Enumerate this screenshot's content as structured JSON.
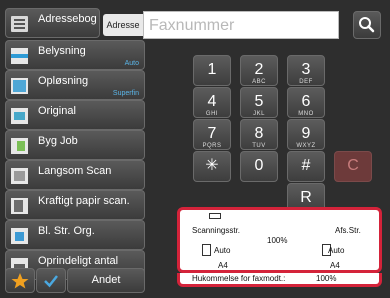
{
  "address_book_label": "Adressebog",
  "address_label": "Adresse",
  "fax_placeholder": "Faxnummer",
  "functions": [
    {
      "label": "Belysning",
      "sub": "Auto"
    },
    {
      "label": "Opløsning",
      "sub": "Superfin"
    },
    {
      "label": "Original",
      "sub": ""
    },
    {
      "label": "Byg Job",
      "sub": ""
    },
    {
      "label": "Langsom Scan",
      "sub": ""
    },
    {
      "label": "Kraftigt papir scan.",
      "sub": ""
    },
    {
      "label": "Bl. Str. Org.",
      "sub": ""
    },
    {
      "label": "Oprindeligt antal",
      "sub": ""
    }
  ],
  "other_label": "Andet",
  "keypad": [
    {
      "digit": "1",
      "letters": ""
    },
    {
      "digit": "2",
      "letters": "ABC"
    },
    {
      "digit": "3",
      "letters": "DEF"
    },
    {
      "digit": "4",
      "letters": "GHI"
    },
    {
      "digit": "5",
      "letters": "JKL"
    },
    {
      "digit": "6",
      "letters": "MNO"
    },
    {
      "digit": "7",
      "letters": "PQRS"
    },
    {
      "digit": "8",
      "letters": "TUV"
    },
    {
      "digit": "9",
      "letters": "WXYZ"
    },
    {
      "digit": "✳",
      "letters": ""
    },
    {
      "digit": "0",
      "letters": ""
    },
    {
      "digit": "#",
      "letters": ""
    },
    {
      "digit": "C",
      "letters": ""
    },
    {
      "digit": "R",
      "letters": ""
    }
  ],
  "info": {
    "scan_size_label": "Scanningsstr.",
    "ratio": "100%",
    "send_size_label": "Afs.Str.",
    "scan_mode": "Auto",
    "scan_paper": "A4",
    "send_mode": "Auto",
    "send_paper": "A4",
    "memory_label": "Hukommelse for faxmodt.:",
    "memory_value": "100%"
  },
  "colors": {
    "highlight_border": "#d4233a",
    "accent_blue": "#5ab4e6",
    "star": "#f0a020",
    "check": "#4aa8e0"
  }
}
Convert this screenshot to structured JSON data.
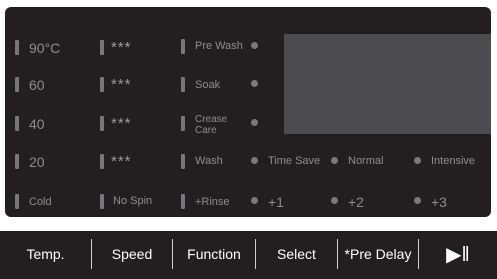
{
  "temperature": {
    "options": [
      "90°C",
      "60",
      "40",
      "20",
      "Cold"
    ]
  },
  "speed": {
    "options": [
      "***",
      "***",
      "***",
      "***",
      "No Spin"
    ]
  },
  "function": {
    "options": [
      "Pre Wash",
      "Soak",
      "Crease Care",
      "Wash",
      "+Rinse"
    ]
  },
  "wash_modes": [
    "Time Save",
    "Normal",
    "Intensive"
  ],
  "rinse_levels": [
    "+1",
    "+2",
    "+3"
  ],
  "buttons": {
    "temp": "Temp.",
    "speed": "Speed",
    "function": "Function",
    "select": "Select",
    "pre_delay": "*Pre Delay",
    "start_pause": "▶‖"
  },
  "colors": {
    "panel_bg": "#231f20",
    "label_gray": "#8d8d91",
    "screen_gray": "#4c4c50",
    "button_text": "#ffffff"
  }
}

• WHAT THE TASK ASKS: Count the lines of the material that include the word "structured", then state only the total.

• PROBLEM SOLUTION: 2